» **Exercise goal**
Your task is to filter the data below down to the lines holding "structured".
>> begin Data for the task
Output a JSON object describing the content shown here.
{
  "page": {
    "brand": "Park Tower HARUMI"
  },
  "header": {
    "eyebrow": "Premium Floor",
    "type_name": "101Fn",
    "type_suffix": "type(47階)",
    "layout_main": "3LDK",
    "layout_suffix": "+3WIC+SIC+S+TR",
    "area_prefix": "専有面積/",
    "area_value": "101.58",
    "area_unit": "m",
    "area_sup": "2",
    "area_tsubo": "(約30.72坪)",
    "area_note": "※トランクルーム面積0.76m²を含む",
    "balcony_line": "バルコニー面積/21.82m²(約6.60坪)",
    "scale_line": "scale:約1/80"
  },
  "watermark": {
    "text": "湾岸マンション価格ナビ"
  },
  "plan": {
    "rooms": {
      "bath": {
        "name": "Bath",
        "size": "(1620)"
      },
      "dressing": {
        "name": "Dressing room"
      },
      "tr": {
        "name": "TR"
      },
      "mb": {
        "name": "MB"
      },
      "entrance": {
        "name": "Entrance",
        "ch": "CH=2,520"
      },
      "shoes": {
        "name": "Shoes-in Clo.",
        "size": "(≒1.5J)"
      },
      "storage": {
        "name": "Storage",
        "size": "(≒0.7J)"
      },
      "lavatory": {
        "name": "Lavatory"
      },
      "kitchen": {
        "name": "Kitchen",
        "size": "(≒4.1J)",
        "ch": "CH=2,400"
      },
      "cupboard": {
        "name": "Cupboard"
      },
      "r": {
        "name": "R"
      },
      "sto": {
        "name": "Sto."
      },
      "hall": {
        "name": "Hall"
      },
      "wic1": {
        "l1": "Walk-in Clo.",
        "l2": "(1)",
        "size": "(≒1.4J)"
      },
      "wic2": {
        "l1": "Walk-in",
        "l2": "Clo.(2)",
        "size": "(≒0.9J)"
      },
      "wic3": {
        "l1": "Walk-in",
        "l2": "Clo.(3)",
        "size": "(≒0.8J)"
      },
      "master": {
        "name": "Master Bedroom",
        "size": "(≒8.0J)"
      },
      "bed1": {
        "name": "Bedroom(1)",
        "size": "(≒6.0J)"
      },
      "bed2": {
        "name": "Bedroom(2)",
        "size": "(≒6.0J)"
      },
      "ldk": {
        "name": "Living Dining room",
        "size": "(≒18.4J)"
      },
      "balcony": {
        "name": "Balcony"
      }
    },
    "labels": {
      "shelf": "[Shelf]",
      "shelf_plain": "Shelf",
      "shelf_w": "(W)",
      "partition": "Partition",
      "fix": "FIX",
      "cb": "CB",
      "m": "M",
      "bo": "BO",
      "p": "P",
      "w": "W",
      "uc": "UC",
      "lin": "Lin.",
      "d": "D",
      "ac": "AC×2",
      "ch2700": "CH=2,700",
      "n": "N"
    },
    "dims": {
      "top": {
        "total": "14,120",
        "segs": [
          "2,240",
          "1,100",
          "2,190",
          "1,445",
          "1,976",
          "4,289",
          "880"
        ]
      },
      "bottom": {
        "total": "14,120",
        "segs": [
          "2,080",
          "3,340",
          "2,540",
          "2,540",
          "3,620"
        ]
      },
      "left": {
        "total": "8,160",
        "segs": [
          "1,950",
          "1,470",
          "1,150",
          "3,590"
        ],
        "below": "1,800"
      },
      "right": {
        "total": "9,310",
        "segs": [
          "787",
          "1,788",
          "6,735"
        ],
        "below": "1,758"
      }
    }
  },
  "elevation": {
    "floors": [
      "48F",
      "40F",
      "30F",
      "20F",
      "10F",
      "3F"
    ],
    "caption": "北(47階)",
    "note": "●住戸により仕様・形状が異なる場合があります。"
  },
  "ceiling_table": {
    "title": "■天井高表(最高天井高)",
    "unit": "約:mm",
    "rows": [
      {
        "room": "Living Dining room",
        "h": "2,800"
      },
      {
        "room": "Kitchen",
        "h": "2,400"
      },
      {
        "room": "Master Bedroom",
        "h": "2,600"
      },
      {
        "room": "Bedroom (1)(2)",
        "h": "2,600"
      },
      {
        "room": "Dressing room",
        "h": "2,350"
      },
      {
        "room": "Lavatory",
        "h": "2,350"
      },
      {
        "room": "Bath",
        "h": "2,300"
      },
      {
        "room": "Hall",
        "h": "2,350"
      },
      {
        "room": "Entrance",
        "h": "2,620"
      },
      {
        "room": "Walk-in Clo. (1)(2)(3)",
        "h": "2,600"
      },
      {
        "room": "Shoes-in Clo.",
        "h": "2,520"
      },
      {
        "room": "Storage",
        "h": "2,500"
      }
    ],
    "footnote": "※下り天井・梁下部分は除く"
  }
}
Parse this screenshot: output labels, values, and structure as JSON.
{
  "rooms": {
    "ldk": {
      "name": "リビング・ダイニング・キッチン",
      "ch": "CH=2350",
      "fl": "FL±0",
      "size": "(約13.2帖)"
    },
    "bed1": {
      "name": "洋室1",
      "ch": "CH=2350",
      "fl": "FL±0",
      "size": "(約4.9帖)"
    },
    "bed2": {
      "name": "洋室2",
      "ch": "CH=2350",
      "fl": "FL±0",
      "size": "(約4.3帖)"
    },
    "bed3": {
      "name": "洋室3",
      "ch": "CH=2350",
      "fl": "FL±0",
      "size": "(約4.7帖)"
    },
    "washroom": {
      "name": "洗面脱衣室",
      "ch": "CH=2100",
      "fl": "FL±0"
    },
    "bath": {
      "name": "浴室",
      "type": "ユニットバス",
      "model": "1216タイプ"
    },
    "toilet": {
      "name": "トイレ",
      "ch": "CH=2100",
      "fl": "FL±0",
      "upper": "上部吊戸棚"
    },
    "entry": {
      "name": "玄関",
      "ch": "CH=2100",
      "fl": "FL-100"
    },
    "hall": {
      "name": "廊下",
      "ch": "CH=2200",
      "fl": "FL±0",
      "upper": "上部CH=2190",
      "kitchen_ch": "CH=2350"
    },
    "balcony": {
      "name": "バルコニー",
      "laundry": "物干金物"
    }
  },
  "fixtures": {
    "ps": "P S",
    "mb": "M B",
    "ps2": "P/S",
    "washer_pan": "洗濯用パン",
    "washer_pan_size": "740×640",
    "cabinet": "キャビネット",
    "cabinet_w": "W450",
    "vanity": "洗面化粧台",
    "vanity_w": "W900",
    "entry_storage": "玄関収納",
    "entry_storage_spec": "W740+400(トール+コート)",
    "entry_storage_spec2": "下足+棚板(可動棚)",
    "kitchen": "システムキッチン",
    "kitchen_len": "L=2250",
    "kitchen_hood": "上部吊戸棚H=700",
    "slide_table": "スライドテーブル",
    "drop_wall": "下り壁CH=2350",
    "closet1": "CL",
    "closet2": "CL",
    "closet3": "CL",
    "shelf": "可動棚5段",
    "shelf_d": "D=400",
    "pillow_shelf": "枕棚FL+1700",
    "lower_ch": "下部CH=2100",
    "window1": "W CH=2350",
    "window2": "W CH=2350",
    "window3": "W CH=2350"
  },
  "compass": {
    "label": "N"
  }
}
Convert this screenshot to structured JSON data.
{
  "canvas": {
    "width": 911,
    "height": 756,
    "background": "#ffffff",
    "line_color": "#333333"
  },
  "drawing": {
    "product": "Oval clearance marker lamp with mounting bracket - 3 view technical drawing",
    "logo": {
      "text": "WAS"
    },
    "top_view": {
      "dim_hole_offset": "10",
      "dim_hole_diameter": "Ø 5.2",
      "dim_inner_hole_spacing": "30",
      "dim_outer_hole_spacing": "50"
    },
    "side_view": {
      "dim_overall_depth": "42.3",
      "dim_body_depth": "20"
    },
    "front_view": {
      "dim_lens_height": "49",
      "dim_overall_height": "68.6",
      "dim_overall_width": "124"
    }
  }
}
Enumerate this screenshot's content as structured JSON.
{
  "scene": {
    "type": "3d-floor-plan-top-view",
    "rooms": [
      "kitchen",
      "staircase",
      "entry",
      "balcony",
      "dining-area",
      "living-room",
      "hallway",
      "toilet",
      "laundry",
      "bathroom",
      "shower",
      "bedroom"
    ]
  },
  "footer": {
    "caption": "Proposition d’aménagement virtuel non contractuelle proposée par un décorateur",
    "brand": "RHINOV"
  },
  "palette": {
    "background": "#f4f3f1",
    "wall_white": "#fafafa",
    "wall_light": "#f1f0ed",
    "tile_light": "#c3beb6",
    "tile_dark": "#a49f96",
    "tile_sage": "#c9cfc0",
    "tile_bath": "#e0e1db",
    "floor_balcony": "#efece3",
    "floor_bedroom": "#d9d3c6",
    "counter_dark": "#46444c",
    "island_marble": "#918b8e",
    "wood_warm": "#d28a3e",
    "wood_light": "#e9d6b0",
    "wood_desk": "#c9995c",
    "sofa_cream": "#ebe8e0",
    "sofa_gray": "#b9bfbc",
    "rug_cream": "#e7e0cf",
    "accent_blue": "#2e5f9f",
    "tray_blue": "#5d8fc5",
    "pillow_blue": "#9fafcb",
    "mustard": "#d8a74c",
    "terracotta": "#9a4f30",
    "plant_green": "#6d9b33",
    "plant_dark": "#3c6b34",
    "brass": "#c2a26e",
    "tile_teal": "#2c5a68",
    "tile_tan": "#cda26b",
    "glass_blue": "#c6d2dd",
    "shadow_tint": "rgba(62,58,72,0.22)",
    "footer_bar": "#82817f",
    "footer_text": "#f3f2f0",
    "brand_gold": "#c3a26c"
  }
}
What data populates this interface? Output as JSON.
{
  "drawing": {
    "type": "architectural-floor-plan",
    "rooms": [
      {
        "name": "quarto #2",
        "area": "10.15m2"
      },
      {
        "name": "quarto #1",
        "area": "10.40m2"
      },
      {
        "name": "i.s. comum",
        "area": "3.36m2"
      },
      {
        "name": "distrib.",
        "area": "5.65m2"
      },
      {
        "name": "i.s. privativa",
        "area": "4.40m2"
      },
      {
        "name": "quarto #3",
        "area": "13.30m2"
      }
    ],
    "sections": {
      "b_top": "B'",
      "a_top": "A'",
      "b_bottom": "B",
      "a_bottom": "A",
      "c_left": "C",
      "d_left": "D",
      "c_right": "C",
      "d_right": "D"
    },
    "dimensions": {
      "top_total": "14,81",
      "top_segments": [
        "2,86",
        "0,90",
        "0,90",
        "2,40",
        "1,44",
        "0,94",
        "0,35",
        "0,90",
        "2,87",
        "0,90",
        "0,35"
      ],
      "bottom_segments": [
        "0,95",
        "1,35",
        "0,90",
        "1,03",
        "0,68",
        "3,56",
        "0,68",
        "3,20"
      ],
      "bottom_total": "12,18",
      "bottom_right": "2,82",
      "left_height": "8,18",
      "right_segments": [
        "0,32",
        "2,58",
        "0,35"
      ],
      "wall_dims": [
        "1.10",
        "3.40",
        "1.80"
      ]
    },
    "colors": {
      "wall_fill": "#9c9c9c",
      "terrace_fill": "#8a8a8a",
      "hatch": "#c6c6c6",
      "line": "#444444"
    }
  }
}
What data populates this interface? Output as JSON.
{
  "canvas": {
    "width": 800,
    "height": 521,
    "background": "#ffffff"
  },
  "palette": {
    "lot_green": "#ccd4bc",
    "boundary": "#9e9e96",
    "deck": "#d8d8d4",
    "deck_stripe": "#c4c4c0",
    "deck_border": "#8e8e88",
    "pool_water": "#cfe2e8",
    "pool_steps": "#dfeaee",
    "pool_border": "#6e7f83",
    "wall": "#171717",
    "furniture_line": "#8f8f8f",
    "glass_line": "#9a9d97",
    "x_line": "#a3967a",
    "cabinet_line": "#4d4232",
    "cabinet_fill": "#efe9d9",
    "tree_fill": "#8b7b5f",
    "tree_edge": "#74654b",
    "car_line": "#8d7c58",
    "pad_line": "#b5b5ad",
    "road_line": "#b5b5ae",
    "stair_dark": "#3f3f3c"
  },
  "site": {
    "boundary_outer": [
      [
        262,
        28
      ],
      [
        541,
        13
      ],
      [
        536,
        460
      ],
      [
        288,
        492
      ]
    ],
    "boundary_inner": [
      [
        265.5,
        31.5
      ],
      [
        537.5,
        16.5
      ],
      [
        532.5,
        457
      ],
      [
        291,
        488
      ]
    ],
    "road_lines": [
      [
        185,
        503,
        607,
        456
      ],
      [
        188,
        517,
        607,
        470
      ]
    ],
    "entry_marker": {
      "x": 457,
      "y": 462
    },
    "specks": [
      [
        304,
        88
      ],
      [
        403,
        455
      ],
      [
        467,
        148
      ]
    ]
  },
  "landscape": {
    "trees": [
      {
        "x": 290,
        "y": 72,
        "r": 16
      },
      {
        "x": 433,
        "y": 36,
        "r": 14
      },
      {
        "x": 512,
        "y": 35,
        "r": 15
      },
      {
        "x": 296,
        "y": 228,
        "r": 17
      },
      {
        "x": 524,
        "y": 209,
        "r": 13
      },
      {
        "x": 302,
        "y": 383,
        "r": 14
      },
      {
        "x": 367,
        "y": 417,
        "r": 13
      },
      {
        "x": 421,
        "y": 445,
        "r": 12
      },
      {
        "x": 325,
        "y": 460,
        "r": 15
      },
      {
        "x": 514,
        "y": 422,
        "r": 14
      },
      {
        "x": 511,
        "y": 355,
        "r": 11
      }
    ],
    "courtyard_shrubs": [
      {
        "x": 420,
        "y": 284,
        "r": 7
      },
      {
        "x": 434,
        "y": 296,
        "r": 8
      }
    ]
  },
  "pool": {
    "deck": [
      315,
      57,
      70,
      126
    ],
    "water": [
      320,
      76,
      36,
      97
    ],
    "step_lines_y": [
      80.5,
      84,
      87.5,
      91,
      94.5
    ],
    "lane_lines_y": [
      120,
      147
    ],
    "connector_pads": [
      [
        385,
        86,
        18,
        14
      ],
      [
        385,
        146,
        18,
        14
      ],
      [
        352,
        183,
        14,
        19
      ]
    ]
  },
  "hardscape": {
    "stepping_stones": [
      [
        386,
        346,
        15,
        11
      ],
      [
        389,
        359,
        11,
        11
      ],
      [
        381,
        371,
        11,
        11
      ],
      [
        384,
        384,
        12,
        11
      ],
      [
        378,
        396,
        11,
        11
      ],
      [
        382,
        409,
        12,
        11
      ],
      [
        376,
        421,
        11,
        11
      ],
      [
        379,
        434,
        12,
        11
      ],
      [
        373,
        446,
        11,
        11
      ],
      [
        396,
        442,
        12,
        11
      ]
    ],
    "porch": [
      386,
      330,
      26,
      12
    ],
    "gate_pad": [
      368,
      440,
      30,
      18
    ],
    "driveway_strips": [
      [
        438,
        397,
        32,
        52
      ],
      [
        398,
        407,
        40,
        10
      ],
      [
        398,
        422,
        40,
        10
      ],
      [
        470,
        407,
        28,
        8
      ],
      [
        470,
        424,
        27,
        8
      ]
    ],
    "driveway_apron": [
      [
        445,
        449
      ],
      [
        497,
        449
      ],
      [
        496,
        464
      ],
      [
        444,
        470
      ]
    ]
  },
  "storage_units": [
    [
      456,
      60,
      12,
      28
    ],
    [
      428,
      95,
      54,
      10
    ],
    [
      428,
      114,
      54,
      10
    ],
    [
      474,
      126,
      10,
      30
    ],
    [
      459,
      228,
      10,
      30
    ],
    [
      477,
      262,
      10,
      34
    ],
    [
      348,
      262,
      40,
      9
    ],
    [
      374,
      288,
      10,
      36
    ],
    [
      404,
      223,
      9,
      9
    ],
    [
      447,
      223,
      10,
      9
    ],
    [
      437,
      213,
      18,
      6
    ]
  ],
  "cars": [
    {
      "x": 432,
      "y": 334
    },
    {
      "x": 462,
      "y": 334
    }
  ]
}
>> end Data for the task
» **Solution for this task**
Convert this screenshot to structured JSON data.
Enumerate this screenshot's content as structured JSON.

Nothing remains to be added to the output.